* [TASK OBJECTIVE]: Filter the entries below, keeping every line that has the word "сети".

(A block of data)
□ □ □ □

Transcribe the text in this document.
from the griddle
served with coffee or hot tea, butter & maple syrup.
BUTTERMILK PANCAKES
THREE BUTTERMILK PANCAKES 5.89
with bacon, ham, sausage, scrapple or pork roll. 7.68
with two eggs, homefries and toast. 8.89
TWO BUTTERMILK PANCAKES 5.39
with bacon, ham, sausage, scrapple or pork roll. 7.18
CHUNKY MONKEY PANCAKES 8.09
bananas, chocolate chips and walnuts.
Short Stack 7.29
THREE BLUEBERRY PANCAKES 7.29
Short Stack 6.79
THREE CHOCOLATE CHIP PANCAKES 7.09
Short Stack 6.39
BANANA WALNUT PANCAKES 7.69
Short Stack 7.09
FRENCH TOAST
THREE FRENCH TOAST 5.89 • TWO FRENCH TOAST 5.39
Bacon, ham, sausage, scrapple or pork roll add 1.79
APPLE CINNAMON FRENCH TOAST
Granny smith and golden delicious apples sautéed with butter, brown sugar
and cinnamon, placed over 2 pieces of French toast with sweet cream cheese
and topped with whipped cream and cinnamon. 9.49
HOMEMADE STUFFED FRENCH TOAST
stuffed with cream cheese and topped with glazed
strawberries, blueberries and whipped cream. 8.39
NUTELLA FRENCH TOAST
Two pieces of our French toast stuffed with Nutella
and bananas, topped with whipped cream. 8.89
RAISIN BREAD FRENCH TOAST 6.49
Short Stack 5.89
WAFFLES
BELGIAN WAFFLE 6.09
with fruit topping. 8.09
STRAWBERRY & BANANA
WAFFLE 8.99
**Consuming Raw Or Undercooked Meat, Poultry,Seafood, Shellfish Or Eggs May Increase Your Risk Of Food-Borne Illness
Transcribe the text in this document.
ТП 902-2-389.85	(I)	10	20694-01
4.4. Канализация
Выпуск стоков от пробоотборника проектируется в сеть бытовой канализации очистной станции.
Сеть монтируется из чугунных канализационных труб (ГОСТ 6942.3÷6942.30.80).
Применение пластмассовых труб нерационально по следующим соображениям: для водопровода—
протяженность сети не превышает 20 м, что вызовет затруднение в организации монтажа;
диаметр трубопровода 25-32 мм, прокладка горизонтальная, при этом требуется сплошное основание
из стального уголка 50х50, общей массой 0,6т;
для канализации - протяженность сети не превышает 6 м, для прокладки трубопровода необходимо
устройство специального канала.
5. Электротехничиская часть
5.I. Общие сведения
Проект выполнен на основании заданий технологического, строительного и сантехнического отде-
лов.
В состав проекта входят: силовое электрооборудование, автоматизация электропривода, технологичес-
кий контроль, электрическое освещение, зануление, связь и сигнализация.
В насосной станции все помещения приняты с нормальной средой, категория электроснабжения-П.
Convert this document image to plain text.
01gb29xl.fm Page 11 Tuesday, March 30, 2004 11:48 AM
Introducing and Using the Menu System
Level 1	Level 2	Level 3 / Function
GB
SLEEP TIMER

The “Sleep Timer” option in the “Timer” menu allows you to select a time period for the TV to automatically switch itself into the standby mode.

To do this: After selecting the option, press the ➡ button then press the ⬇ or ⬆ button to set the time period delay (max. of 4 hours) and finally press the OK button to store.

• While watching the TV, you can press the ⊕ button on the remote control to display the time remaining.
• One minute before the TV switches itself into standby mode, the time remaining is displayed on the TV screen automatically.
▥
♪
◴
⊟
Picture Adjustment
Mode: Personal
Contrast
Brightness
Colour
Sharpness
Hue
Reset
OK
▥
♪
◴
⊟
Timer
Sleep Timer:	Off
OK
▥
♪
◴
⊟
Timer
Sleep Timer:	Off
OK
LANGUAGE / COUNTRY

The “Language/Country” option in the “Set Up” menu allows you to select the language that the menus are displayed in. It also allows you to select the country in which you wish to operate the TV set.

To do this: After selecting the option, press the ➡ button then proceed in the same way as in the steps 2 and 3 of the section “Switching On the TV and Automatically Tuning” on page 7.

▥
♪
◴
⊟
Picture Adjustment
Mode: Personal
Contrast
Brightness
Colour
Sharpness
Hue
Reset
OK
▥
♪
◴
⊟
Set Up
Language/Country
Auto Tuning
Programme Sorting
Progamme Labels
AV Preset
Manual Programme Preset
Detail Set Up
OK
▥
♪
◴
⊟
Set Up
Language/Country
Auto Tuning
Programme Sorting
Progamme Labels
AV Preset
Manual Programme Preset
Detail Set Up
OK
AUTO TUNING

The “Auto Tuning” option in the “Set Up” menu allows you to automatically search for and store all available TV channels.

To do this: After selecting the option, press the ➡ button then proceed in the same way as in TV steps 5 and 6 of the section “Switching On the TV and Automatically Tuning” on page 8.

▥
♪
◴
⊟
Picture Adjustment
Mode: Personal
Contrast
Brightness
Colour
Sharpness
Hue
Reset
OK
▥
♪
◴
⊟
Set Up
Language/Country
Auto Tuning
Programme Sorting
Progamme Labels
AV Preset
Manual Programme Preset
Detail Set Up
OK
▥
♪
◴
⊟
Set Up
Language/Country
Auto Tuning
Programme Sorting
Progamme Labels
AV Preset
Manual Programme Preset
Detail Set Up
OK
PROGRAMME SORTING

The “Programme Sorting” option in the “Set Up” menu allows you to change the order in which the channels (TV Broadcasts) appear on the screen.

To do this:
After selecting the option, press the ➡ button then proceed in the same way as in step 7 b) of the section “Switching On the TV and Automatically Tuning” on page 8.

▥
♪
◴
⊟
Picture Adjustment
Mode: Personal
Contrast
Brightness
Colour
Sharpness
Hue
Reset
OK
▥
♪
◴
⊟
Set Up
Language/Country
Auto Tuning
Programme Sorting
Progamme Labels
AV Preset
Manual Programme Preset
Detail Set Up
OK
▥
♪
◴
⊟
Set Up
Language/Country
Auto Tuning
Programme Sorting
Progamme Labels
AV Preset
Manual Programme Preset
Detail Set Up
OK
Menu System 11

□ □ □ □

* [TASK RESPONSE]:
протяженность сети не превышает 20 м, что вызовет затруднение в организации монтажа;
для канализации - протяженность сети не превышает 6 м, для прокладки трубопровода необходимо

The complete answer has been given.